◆ **INFORMATION SHOWN**:
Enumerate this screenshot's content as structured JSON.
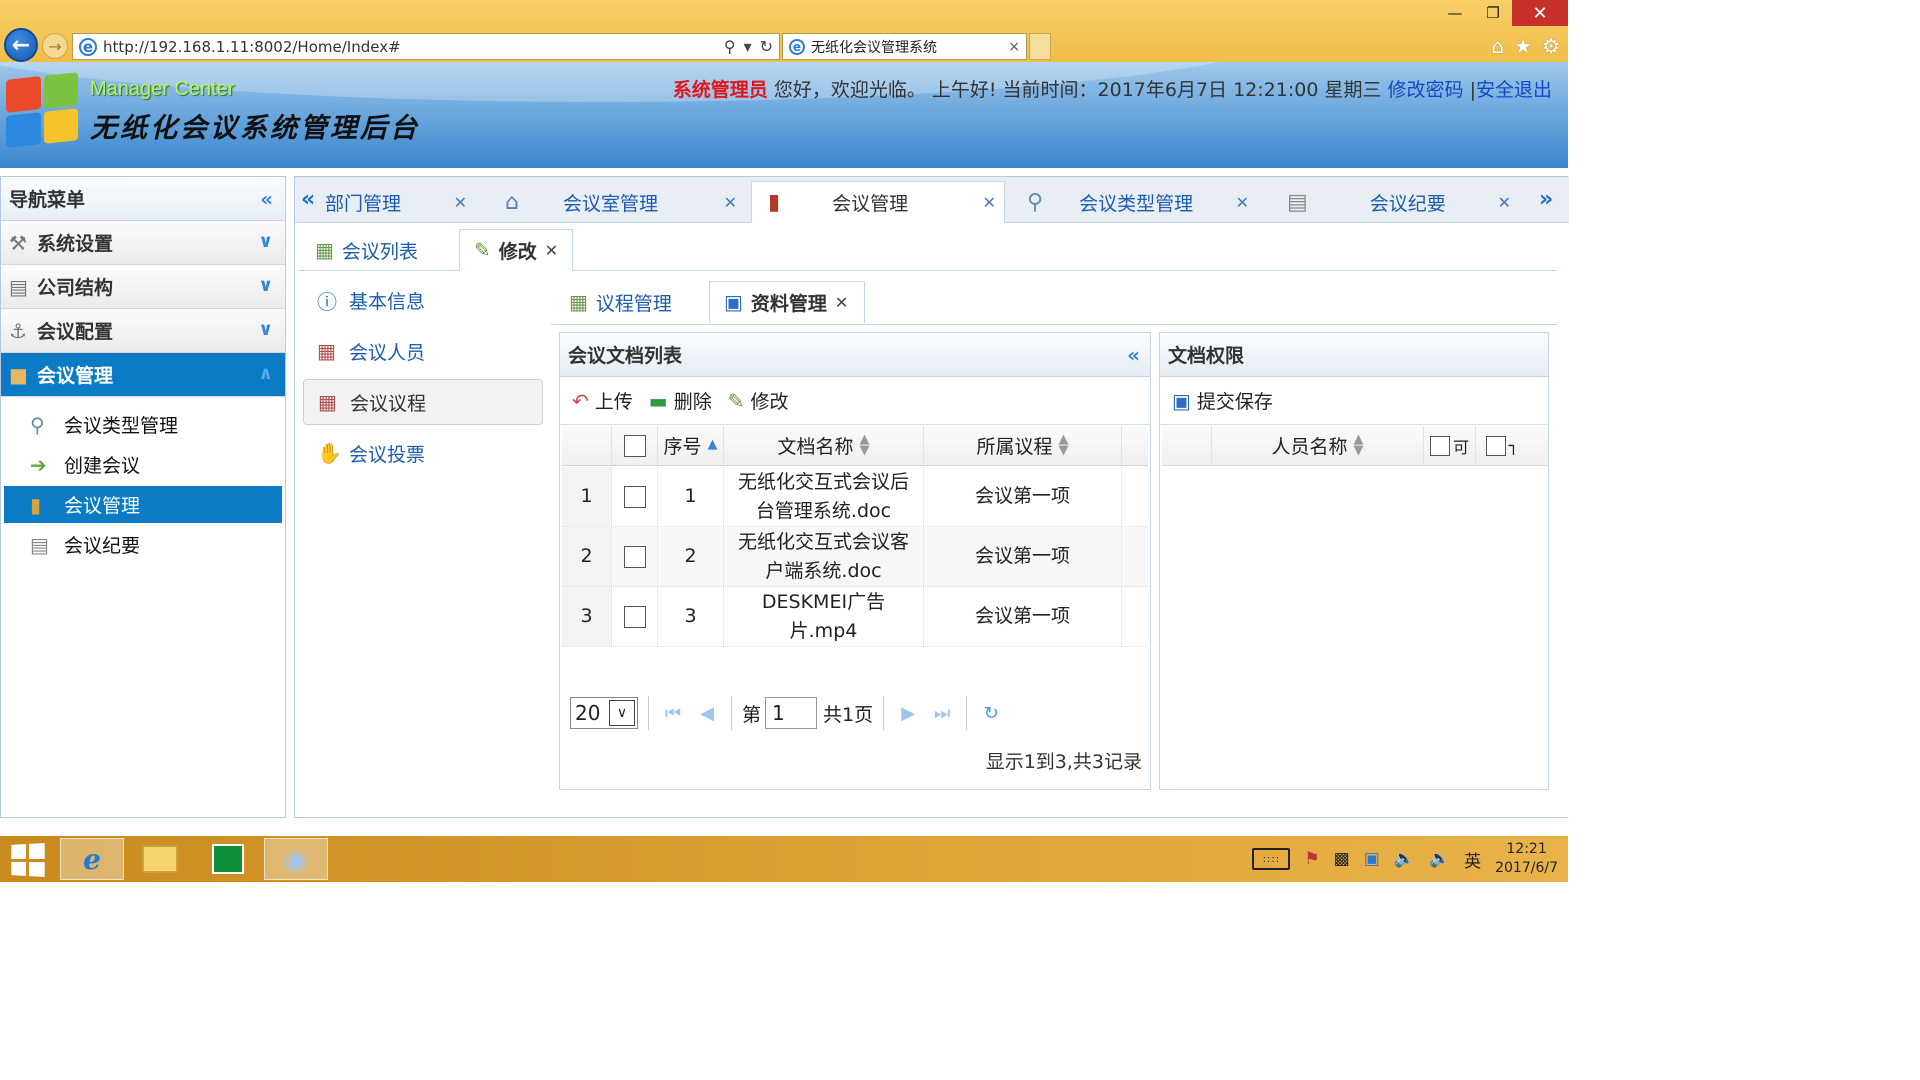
{
  "browser": {
    "url": "http://192.168.1.11:8002/Home/Index#",
    "tab_title": "无纸化会议管理系统",
    "tab_close": "×"
  },
  "header": {
    "brand_en": "Manager Center",
    "brand_cn": "无纸化会议系统管理后台",
    "user_role": "系统管理员",
    "greeting": "您好，欢迎光临。 上午好! 当前时间：2017年6月7日 12:21:00 星期三",
    "change_password": "修改密码",
    "separator": "|",
    "logout": "安全退出"
  },
  "sidebar": {
    "title": "导航菜单",
    "sections": [
      {
        "label": "系统设置"
      },
      {
        "label": "公司结构"
      },
      {
        "label": "会议配置"
      },
      {
        "label": "会议管理"
      }
    ],
    "items": [
      {
        "label": "会议类型管理"
      },
      {
        "label": "创建会议"
      },
      {
        "label": "会议管理"
      },
      {
        "label": "会议纪要"
      }
    ]
  },
  "main_tabs": [
    {
      "label": "部门管理"
    },
    {
      "label": "会议室管理"
    },
    {
      "label": "会议管理"
    },
    {
      "label": "会议类型管理"
    },
    {
      "label": "会议纪要"
    }
  ],
  "sub_tabs": [
    {
      "label": "会议列表"
    },
    {
      "label": "修改"
    }
  ],
  "left_menu": [
    {
      "label": "基本信息"
    },
    {
      "label": "会议人员"
    },
    {
      "label": "会议议程"
    },
    {
      "label": "会议投票"
    }
  ],
  "doc_tabs": [
    {
      "label": "议程管理"
    },
    {
      "label": "资料管理"
    }
  ],
  "doc_panel": {
    "title": "会议文档列表",
    "toolbar": {
      "upload": "上传",
      "delete": "删除",
      "edit": "修改"
    },
    "columns": {
      "index": "序号",
      "name": "文档名称",
      "agenda": "所属议程"
    },
    "rows": [
      {
        "rownum": "1",
        "index": "1",
        "name_line1": "无纸化交互式会议后",
        "name_line2": "台管理系统.doc",
        "agenda": "会议第一项"
      },
      {
        "rownum": "2",
        "index": "2",
        "name_line1": "无纸化交互式会议客",
        "name_line2": "户端系统.doc",
        "agenda": "会议第一项"
      },
      {
        "rownum": "3",
        "index": "3",
        "name_line1": "DESKMEI广告",
        "name_line2": "片.mp4",
        "agenda": "会议第一项"
      }
    ],
    "pager": {
      "page_size": "20",
      "page_prefix": "第",
      "page_value": "1",
      "page_total": "共1页",
      "info": "显示1到3,共3记录"
    }
  },
  "perm_panel": {
    "title": "文档权限",
    "save": "提交保存",
    "col_name": "人员名称",
    "col_a": "可",
    "col_b": "┐"
  },
  "taskbar": {
    "ime": "英",
    "time": "12:21",
    "date": "2017/6/7"
  },
  "colors": {
    "accent": "#0c7bc6",
    "link": "#1c5cb0",
    "admin_red": "#e0161a",
    "taskbar": "#dfa336"
  }
}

◆ **WHAT THE TASK ASKS**: Please write out all of the material above without changing a word, and omit any pictures.

◆ **EXERCISE RESULT**:
Enumerate this screenshot's content as structured JSON.
{
  "browser": {
    "url": "http://192.168.1.11:8002/Home/Index#",
    "tab_title": "无纸化会议管理系统",
    "tab_close": "×"
  },
  "header": {
    "brand_en": "Manager Center",
    "brand_cn": "无纸化会议系统管理后台",
    "user_role": "系统管理员",
    "greeting": "您好，欢迎光临。 上午好! 当前时间：2017年6月7日 12:21:00 星期三",
    "change_password": "修改密码",
    "separator": "|",
    "logout": "安全退出"
  },
  "sidebar": {
    "title": "导航菜单",
    "sections": [
      {
        "label": "系统设置"
      },
      {
        "label": "公司结构"
      },
      {
        "label": "会议配置"
      },
      {
        "label": "会议管理"
      }
    ],
    "items": [
      {
        "label": "会议类型管理"
      },
      {
        "label": "创建会议"
      },
      {
        "label": "会议管理"
      },
      {
        "label": "会议纪要"
      }
    ]
  },
  "main_tabs": [
    {
      "label": "部门管理"
    },
    {
      "label": "会议室管理"
    },
    {
      "label": "会议管理"
    },
    {
      "label": "会议类型管理"
    },
    {
      "label": "会议纪要"
    }
  ],
  "sub_tabs": [
    {
      "label": "会议列表"
    },
    {
      "label": "修改"
    }
  ],
  "left_menu": [
    {
      "label": "基本信息"
    },
    {
      "label": "会议人员"
    },
    {
      "label": "会议议程"
    },
    {
      "label": "会议投票"
    }
  ],
  "doc_tabs": [
    {
      "label": "议程管理"
    },
    {
      "label": "资料管理"
    }
  ],
  "doc_panel": {
    "title": "会议文档列表",
    "toolbar": {
      "upload": "上传",
      "delete": "删除",
      "edit": "修改"
    },
    "columns": {
      "index": "序号",
      "name": "文档名称",
      "agenda": "所属议程"
    },
    "rows": [
      {
        "rownum": "1",
        "index": "1",
        "name_line1": "无纸化交互式会议后",
        "name_line2": "台管理系统.doc",
        "agenda": "会议第一项"
      },
      {
        "rownum": "2",
        "index": "2",
        "name_line1": "无纸化交互式会议客",
        "name_line2": "户端系统.doc",
        "agenda": "会议第一项"
      },
      {
        "rownum": "3",
        "index": "3",
        "name_line1": "DESKMEI广告",
        "name_line2": "片.mp4",
        "agenda": "会议第一项"
      }
    ],
    "pager": {
      "page_size": "20",
      "page_prefix": "第",
      "page_value": "1",
      "page_total": "共1页",
      "info": "显示1到3,共3记录"
    }
  },
  "perm_panel": {
    "title": "文档权限",
    "save": "提交保存",
    "col_name": "人员名称",
    "col_a": "可",
    "col_b": "┐"
  },
  "taskbar": {
    "ime": "英",
    "time": "12:21",
    "date": "2017/6/7"
  },
  "colors": {
    "accent": "#0c7bc6",
    "link": "#1c5cb0",
    "admin_red": "#e0161a",
    "taskbar": "#dfa336"
  }
}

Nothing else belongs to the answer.